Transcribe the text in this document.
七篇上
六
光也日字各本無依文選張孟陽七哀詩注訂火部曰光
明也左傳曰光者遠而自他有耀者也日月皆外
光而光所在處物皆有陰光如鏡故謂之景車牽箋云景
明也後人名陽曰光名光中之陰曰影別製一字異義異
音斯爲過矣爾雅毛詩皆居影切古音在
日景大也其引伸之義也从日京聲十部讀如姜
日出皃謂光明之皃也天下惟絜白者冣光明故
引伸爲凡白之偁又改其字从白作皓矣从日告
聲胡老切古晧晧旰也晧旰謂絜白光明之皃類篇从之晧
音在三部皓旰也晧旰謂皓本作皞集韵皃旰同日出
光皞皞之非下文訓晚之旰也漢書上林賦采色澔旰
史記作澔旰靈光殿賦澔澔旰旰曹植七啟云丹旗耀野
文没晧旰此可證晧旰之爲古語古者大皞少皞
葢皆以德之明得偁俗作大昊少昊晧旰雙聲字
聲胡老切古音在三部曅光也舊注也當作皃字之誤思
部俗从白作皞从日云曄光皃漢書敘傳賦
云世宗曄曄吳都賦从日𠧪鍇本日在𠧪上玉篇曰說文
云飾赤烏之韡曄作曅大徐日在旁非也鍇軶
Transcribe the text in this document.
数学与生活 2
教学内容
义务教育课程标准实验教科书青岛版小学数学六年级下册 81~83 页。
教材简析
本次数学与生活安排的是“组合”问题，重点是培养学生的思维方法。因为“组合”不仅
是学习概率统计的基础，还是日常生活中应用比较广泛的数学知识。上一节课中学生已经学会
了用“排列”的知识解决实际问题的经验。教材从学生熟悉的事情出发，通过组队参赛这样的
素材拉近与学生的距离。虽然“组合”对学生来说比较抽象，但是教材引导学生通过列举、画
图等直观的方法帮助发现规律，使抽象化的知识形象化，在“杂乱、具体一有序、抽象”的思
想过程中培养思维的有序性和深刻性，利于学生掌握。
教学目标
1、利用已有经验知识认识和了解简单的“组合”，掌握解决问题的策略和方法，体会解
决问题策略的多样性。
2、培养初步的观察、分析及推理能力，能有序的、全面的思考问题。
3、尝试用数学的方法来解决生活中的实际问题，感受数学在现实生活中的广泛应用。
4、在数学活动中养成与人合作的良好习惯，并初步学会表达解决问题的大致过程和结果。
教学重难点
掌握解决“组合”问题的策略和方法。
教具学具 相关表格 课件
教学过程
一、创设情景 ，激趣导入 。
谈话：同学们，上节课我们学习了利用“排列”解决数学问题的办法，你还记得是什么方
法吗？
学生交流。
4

*TASK STATEMENT*.
Exactly as written above, please repeat the entries.

*TASK ANSWER*.
Transcribe the text in this document.
七篇上
六
光也日字各本無依文選張孟陽七哀詩注訂火部曰光
明也左傳曰光者遠而自他有耀者也日月皆外
光而光所在處物皆有陰光如鏡故謂之景車牽箋云景
明也後人名陽曰光名光中之陰曰影別製一字異義異
音斯爲過矣爾雅毛詩皆居影切古音在
日景大也其引伸之義也从日京聲十部讀如姜
日出皃謂光明之皃也天下惟絜白者冣光明故
引伸爲凡白之偁又改其字从白作皓矣从日告
聲胡老切古晧晧旰也晧旰謂絜白光明之皃類篇从之晧
音在三部皓旰也晧旰謂皓本作皞集韵皃旰同日出
光皞皞之非下文訓晚之旰也漢書上林賦采色澔旰
史記作澔旰靈光殿賦澔澔旰旰曹植七啟云丹旗耀野
文没晧旰此可證晧旰之爲古語古者大皞少皞
葢皆以德之明得偁俗作大昊少昊晧旰雙聲字
聲胡老切古音在三部曅光也舊注也當作皃字之誤思
部俗从白作皞从日云曄光皃漢書敘傳賦
云世宗曄曄吳都賦从日𠧪鍇本日在𠧪上玉篇曰說文
云飾赤烏之韡曄作曅大徐日在旁非也鍇軶
Transcribe the text in this document.
数学与生活 2
教学内容
义务教育课程标准实验教科书青岛版小学数学六年级下册 81~83 页。
教材简析
本次数学与生活安排的是“组合”问题，重点是培养学生的思维方法。因为“组合”不仅
是学习概率统计的基础，还是日常生活中应用比较广泛的数学知识。上一节课中学生已经学会
了用“排列”的知识解决实际问题的经验。教材从学生熟悉的事情出发，通过组队参赛这样的
素材拉近与学生的距离。虽然“组合”对学生来说比较抽象，但是教材引导学生通过列举、画
图等直观的方法帮助发现规律，使抽象化的知识形象化，在“杂乱、具体一有序、抽象”的思
想过程中培养思维的有序性和深刻性，利于学生掌握。
教学目标
1、利用已有经验知识认识和了解简单的“组合”，掌握解决问题的策略和方法，体会解
决问题策略的多样性。
2、培养初步的观察、分析及推理能力，能有序的、全面的思考问题。
3、尝试用数学的方法来解决生活中的实际问题，感受数学在现实生活中的广泛应用。
4、在数学活动中养成与人合作的良好习惯，并初步学会表达解决问题的大致过程和结果。
教学重难点
掌握解决“组合”问题的策略和方法。
教具学具 相关表格 课件
教学过程
一、创设情景 ，激趣导入 。
谈话：同学们，上节课我们学习了利用“排列”解决数学问题的办法，你还记得是什么方
法吗？
学生交流。
4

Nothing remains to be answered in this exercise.